Records excerpted from a collection

** start **

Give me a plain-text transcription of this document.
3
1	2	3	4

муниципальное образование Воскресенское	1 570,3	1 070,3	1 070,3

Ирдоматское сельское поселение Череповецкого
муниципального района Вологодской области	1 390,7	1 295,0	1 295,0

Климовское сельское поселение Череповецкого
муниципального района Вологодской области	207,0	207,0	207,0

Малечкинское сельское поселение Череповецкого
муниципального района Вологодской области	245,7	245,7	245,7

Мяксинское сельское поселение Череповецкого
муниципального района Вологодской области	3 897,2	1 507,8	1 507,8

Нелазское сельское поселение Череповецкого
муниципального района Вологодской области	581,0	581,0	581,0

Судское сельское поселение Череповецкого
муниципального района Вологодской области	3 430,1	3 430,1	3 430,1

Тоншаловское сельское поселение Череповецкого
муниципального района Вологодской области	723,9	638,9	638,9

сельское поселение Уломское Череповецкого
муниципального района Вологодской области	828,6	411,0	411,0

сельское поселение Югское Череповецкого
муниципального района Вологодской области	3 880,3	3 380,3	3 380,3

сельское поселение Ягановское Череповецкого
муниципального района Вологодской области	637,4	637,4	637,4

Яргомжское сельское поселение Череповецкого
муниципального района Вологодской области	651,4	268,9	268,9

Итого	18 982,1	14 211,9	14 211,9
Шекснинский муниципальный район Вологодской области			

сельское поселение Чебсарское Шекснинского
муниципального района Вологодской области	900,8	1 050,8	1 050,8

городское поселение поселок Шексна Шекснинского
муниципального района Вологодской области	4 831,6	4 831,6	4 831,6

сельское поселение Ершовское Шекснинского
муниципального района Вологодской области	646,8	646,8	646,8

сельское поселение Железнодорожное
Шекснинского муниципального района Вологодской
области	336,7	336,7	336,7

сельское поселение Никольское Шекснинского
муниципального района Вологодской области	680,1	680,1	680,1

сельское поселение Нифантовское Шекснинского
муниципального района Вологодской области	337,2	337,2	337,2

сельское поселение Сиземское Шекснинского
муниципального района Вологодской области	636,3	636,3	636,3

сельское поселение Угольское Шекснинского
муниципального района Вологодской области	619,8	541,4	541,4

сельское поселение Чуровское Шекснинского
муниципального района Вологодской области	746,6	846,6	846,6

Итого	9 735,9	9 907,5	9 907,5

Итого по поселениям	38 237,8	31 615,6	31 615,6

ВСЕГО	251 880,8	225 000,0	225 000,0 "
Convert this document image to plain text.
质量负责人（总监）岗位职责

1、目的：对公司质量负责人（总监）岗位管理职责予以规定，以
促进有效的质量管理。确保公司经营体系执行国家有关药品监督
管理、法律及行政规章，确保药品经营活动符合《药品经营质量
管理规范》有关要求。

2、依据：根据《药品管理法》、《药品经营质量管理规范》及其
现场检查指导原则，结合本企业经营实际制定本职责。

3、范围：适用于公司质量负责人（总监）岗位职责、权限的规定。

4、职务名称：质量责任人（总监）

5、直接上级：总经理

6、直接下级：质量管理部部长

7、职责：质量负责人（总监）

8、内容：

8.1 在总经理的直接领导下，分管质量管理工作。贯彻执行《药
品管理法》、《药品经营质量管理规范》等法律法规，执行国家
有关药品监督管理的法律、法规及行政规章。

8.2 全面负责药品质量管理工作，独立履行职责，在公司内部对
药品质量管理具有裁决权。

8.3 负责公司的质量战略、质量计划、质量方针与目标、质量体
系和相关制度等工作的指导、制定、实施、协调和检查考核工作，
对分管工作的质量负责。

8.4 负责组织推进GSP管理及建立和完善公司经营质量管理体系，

** end **

Copy out all lines from the material above that contain the string "岗位职责".

质量负责人（总监）岗位职责
3、范围：适用于公司质量负责人（总监）岗位职责、权限的规定。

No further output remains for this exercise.